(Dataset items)
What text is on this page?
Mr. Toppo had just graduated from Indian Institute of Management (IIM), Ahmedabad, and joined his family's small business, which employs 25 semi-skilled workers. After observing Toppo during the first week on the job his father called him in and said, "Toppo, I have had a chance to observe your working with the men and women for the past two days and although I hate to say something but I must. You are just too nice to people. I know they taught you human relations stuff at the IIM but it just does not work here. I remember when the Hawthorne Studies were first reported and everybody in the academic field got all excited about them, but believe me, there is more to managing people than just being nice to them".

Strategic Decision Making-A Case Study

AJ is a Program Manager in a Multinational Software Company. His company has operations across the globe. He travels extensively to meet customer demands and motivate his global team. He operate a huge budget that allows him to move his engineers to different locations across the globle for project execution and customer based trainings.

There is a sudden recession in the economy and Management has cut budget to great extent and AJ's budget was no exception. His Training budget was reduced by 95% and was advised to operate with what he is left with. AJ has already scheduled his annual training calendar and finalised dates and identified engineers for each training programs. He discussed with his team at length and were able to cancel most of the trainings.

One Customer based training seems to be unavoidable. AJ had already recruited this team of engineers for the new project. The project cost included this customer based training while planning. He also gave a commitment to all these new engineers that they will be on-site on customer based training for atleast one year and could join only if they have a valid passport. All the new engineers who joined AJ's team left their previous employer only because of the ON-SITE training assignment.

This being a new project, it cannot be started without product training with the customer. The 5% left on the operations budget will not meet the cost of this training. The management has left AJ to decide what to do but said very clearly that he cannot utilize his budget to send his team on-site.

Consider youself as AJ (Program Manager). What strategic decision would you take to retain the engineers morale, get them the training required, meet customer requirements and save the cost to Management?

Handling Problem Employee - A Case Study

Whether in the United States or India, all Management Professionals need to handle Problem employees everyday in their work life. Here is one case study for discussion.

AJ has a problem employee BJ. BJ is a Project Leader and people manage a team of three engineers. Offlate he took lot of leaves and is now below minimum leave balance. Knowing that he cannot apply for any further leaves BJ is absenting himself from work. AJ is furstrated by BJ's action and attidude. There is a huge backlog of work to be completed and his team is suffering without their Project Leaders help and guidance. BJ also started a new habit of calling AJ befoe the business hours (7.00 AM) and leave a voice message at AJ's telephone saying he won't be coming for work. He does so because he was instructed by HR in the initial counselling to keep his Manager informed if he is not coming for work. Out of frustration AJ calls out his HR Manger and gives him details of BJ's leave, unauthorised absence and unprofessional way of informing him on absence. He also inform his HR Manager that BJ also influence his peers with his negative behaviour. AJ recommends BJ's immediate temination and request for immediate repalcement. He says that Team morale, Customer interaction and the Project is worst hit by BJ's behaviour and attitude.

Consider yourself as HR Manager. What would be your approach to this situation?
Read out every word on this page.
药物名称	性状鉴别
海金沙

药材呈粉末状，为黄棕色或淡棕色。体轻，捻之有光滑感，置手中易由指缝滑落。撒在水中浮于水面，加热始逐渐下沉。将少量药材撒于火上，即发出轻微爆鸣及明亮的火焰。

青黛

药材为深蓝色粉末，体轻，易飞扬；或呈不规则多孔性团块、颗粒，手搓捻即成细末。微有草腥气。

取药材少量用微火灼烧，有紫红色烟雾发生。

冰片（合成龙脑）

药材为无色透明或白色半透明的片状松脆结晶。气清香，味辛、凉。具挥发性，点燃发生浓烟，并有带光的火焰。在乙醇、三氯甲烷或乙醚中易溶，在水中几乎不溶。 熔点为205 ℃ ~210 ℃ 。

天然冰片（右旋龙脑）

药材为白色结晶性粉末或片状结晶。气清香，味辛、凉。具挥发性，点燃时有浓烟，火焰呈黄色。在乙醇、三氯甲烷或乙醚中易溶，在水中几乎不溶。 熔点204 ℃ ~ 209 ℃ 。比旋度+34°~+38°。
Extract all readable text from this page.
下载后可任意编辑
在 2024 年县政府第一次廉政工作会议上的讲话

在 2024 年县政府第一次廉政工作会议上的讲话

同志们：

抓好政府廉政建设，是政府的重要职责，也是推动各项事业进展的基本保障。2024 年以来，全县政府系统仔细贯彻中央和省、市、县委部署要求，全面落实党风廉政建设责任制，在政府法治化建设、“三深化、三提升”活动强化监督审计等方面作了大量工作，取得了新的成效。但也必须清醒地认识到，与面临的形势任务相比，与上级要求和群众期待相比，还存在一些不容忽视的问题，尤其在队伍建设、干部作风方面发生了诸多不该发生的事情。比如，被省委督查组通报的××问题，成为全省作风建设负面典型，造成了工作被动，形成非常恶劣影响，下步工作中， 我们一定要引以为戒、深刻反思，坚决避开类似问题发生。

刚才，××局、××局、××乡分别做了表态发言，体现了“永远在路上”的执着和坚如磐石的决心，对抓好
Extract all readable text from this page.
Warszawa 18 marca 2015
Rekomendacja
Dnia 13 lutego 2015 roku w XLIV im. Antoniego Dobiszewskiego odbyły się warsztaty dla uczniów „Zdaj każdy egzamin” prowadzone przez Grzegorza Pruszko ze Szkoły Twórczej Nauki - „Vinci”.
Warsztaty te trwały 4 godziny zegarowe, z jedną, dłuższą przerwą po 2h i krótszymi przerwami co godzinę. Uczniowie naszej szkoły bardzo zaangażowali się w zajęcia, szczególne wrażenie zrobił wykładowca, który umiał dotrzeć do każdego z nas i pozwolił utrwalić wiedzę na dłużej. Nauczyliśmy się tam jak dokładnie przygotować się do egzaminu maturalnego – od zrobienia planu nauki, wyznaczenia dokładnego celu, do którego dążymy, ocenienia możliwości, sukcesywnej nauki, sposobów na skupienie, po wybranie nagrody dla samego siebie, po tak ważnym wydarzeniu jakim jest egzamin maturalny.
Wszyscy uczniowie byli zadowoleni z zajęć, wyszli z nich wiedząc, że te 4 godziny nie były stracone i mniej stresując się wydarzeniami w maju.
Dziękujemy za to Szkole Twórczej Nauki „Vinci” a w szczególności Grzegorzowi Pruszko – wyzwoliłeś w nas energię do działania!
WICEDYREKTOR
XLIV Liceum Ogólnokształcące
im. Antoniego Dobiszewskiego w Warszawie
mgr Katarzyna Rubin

◆ Required work:
The entries above should be repeated exactly, every one of them.

◆ Full solution:
What text is on this page?
Mr. Toppo had just graduated from Indian Institute of Management (IIM), Ahmedabad, and joined his family's small business, which employs 25 semi-skilled workers. After observing Toppo during the first week on the job his father called him in and said, "Toppo, I have had a chance to observe your working with the men and women for the past two days and although I hate to say something but I must. You are just too nice to people. I know they taught you human relations stuff at the IIM but it just does not work here. I remember when the Hawthorne Studies were first reported and everybody in the academic field got all excited about them, but believe me, there is more to managing people than just being nice to them".

Strategic Decision Making-A Case Study

AJ is a Program Manager in a Multinational Software Company. His company has operations across the globe. He travels extensively to meet customer demands and motivate his global team. He operate a huge budget that allows him to move his engineers to different locations across the globle for project execution and customer based trainings.

There is a sudden recession in the economy and Management has cut budget to great extent and AJ's budget was no exception. His Training budget was reduced by 95% and was advised to operate with what he is left with. AJ has already scheduled his annual training calendar and finalised dates and identified engineers for each training programs. He discussed with his team at length and were able to cancel most of the trainings.

One Customer based training seems to be unavoidable. AJ had already recruited this team of engineers for the new project. The project cost included this customer based training while planning. He also gave a commitment to all these new engineers that they will be on-site on customer based training for atleast one year and could join only if they have a valid passport. All the new engineers who joined AJ's team left their previous employer only because of the ON-SITE training assignment.

This being a new project, it cannot be started without product training with the customer. The 5% left on the operations budget will not meet the cost of this training. The management has left AJ to decide what to do but said very clearly that he cannot utilize his budget to send his team on-site.

Consider youself as AJ (Program Manager). What strategic decision would you take to retain the engineers morale, get them the training required, meet customer requirements and save the cost to Management?

Handling Problem Employee - A Case Study

Whether in the United States or India, all Management Professionals need to handle Problem employees everyday in their work life. Here is one case study for discussion.

AJ has a problem employee BJ. BJ is a Project Leader and people manage a team of three engineers. Offlate he took lot of leaves and is now below minimum leave balance. Knowing that he cannot apply for any further leaves BJ is absenting himself from work. AJ is furstrated by BJ's action and attidude. There is a huge backlog of work to be completed and his team is suffering without their Project Leaders help and guidance. BJ also started a new habit of calling AJ befoe the business hours (7.00 AM) and leave a voice message at AJ's telephone saying he won't be coming for work. He does so because he was instructed by HR in the initial counselling to keep his Manager informed if he is not coming for work. Out of frustration AJ calls out his HR Manger and gives him details of BJ's leave, unauthorised absence and unprofessional way of informing him on absence. He also inform his HR Manager that BJ also influence his peers with his negative behaviour. AJ recommends BJ's immediate temination and request for immediate repalcement. He says that Team morale, Customer interaction and the Project is worst hit by BJ's behaviour and attitude.

Consider yourself as HR Manager. What would be your approach to this situation?
Read out every word on this page.
药物名称	性状鉴别
海金沙

药材呈粉末状，为黄棕色或淡棕色。体轻，捻之有光滑感，置手中易由指缝滑落。撒在水中浮于水面，加热始逐渐下沉。将少量药材撒于火上，即发出轻微爆鸣及明亮的火焰。

青黛

药材为深蓝色粉末，体轻，易飞扬；或呈不规则多孔性团块、颗粒，手搓捻即成细末。微有草腥气。

取药材少量用微火灼烧，有紫红色烟雾发生。

冰片（合成龙脑）

药材为无色透明或白色半透明的片状松脆结晶。气清香，味辛、凉。具挥发性，点燃发生浓烟，并有带光的火焰。在乙醇、三氯甲烷或乙醚中易溶，在水中几乎不溶。 熔点为205 ℃ ~210 ℃ 。

天然冰片（右旋龙脑）

药材为白色结晶性粉末或片状结晶。气清香，味辛、凉。具挥发性，点燃时有浓烟，火焰呈黄色。在乙醇、三氯甲烷或乙醚中易溶，在水中几乎不溶。 熔点204 ℃ ~ 209 ℃ 。比旋度+34°~+38°。
Extract all readable text from this page.
下载后可任意编辑
在 2024 年县政府第一次廉政工作会议上的讲话

在 2024 年县政府第一次廉政工作会议上的讲话

同志们：

抓好政府廉政建设，是政府的重要职责，也是推动各项事业进展的基本保障。2024 年以来，全县政府系统仔细贯彻中央和省、市、县委部署要求，全面落实党风廉政建设责任制，在政府法治化建设、“三深化、三提升”活动强化监督审计等方面作了大量工作，取得了新的成效。但也必须清醒地认识到，与面临的形势任务相比，与上级要求和群众期待相比，还存在一些不容忽视的问题，尤其在队伍建设、干部作风方面发生了诸多不该发生的事情。比如，被省委督查组通报的××问题，成为全省作风建设负面典型，造成了工作被动，形成非常恶劣影响，下步工作中， 我们一定要引以为戒、深刻反思，坚决避开类似问题发生。

刚才，××局、××局、××乡分别做了表态发言，体现了“永远在路上”的执着和坚如磐石的决心，对抓好
Extract all readable text from this page.
Warszawa 18 marca 2015
Rekomendacja
Dnia 13 lutego 2015 roku w XLIV im. Antoniego Dobiszewskiego odbyły się warsztaty dla uczniów „Zdaj każdy egzamin” prowadzone przez Grzegorza Pruszko ze Szkoły Twórczej Nauki - „Vinci”.
Warsztaty te trwały 4 godziny zegarowe, z jedną, dłuższą przerwą po 2h i krótszymi przerwami co godzinę. Uczniowie naszej szkoły bardzo zaangażowali się w zajęcia, szczególne wrażenie zrobił wykładowca, który umiał dotrzeć do każdego z nas i pozwolił utrwalić wiedzę na dłużej. Nauczyliśmy się tam jak dokładnie przygotować się do egzaminu maturalnego – od zrobienia planu nauki, wyznaczenia dokładnego celu, do którego dążymy, ocenienia możliwości, sukcesywnej nauki, sposobów na skupienie, po wybranie nagrody dla samego siebie, po tak ważnym wydarzeniu jakim jest egzamin maturalny.
Wszyscy uczniowie byli zadowoleni z zajęć, wyszli z nich wiedząc, że te 4 godziny nie były stracone i mniej stresując się wydarzeniami w maju.
Dziękujemy za to Szkole Twórczej Nauki „Vinci” a w szczególności Grzegorzowi Pruszko – wyzwoliłeś w nas energię do działania!
WICEDYREKTOR
XLIV Liceum Ogólnokształcące
im. Antoniego Dobiszewskiego w Warszawie
mgr Katarzyna Rubin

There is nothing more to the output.